TASK INSTRUCTIONS
Write out every entry, unchanged. Skip any picture.

RAW RECORDS
>>>>
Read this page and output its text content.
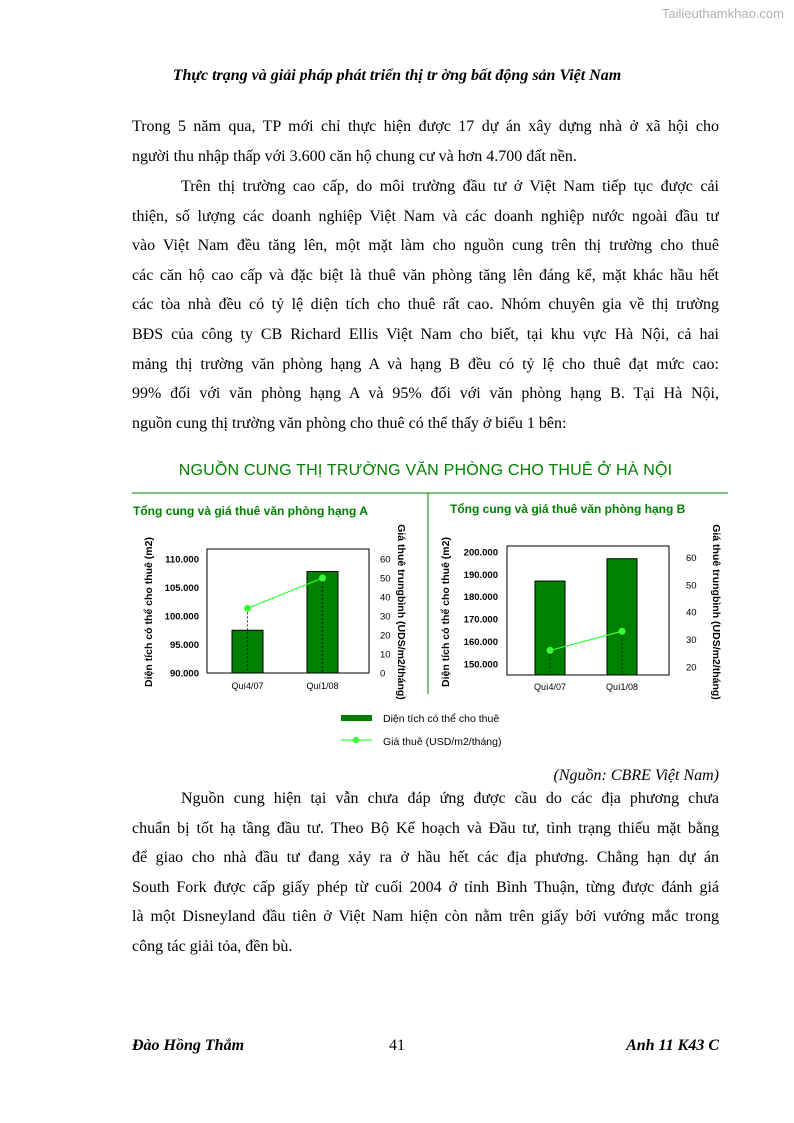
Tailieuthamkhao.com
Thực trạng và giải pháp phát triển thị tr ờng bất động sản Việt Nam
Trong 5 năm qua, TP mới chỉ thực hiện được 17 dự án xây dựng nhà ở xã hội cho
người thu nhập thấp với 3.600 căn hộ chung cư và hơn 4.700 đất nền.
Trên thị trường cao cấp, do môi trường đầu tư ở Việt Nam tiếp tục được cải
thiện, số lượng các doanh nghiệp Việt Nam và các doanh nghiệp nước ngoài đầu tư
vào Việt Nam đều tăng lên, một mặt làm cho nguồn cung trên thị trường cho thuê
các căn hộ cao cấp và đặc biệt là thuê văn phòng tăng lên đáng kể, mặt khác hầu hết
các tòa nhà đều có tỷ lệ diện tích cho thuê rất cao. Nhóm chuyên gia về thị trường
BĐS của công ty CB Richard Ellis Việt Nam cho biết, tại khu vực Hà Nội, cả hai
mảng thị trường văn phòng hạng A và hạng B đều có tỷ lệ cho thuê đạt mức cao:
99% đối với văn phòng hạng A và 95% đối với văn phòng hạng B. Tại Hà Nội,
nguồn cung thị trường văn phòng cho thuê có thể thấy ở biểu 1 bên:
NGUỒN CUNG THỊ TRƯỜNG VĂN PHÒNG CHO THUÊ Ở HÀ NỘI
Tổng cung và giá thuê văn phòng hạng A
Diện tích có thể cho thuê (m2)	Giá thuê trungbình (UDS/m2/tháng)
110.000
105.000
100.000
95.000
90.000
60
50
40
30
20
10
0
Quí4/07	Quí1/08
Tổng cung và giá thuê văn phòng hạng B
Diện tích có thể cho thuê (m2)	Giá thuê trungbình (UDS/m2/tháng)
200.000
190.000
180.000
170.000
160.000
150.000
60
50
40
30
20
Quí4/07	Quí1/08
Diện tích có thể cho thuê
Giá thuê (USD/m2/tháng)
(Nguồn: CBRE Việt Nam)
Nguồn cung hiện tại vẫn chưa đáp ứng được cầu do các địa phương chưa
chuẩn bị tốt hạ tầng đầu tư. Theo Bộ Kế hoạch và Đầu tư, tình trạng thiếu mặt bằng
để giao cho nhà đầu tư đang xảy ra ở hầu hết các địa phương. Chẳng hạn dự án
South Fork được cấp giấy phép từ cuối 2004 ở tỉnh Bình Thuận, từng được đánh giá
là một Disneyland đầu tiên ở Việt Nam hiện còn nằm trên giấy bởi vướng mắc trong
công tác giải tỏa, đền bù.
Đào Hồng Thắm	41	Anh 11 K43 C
<<<<
COMPLETED TASK
Read this page and output its text content.
Tailieuthamkhao.com
Thực trạng và giải pháp phát triển thị tr ờng bất động sản Việt Nam
Trong 5 năm qua, TP mới chỉ thực hiện được 17 dự án xây dựng nhà ở xã hội cho
người thu nhập thấp với 3.600 căn hộ chung cư và hơn 4.700 đất nền.
Trên thị trường cao cấp, do môi trường đầu tư ở Việt Nam tiếp tục được cải
thiện, số lượng các doanh nghiệp Việt Nam và các doanh nghiệp nước ngoài đầu tư
vào Việt Nam đều tăng lên, một mặt làm cho nguồn cung trên thị trường cho thuê
các căn hộ cao cấp và đặc biệt là thuê văn phòng tăng lên đáng kể, mặt khác hầu hết
các tòa nhà đều có tỷ lệ diện tích cho thuê rất cao. Nhóm chuyên gia về thị trường
BĐS của công ty CB Richard Ellis Việt Nam cho biết, tại khu vực Hà Nội, cả hai
mảng thị trường văn phòng hạng A và hạng B đều có tỷ lệ cho thuê đạt mức cao:
99% đối với văn phòng hạng A và 95% đối với văn phòng hạng B. Tại Hà Nội,
nguồn cung thị trường văn phòng cho thuê có thể thấy ở biểu 1 bên:
NGUỒN CUNG THỊ TRƯỜNG VĂN PHÒNG CHO THUÊ Ở HÀ NỘI
Tổng cung và giá thuê văn phòng hạng A
Diện tích có thể cho thuê (m2)	Giá thuê trungbình (UDS/m2/tháng)
110.000
105.000
100.000
95.000
90.000
60
50
40
30
20
10
0
Quí4/07	Quí1/08
Tổng cung và giá thuê văn phòng hạng B
Diện tích có thể cho thuê (m2)	Giá thuê trungbình (UDS/m2/tháng)
200.000
190.000
180.000
170.000
160.000
150.000
60
50
40
30
20
Quí4/07	Quí1/08
Diện tích có thể cho thuê
Giá thuê (USD/m2/tháng)
(Nguồn: CBRE Việt Nam)
Nguồn cung hiện tại vẫn chưa đáp ứng được cầu do các địa phương chưa
chuẩn bị tốt hạ tầng đầu tư. Theo Bộ Kế hoạch và Đầu tư, tình trạng thiếu mặt bằng
để giao cho nhà đầu tư đang xảy ra ở hầu hết các địa phương. Chẳng hạn dự án
South Fork được cấp giấy phép từ cuối 2004 ở tỉnh Bình Thuận, từng được đánh giá
là một Disneyland đầu tiên ở Việt Nam hiện còn nằm trên giấy bởi vướng mắc trong
công tác giải tỏa, đền bù.
Đào Hồng Thắm	41	Anh 11 K43 C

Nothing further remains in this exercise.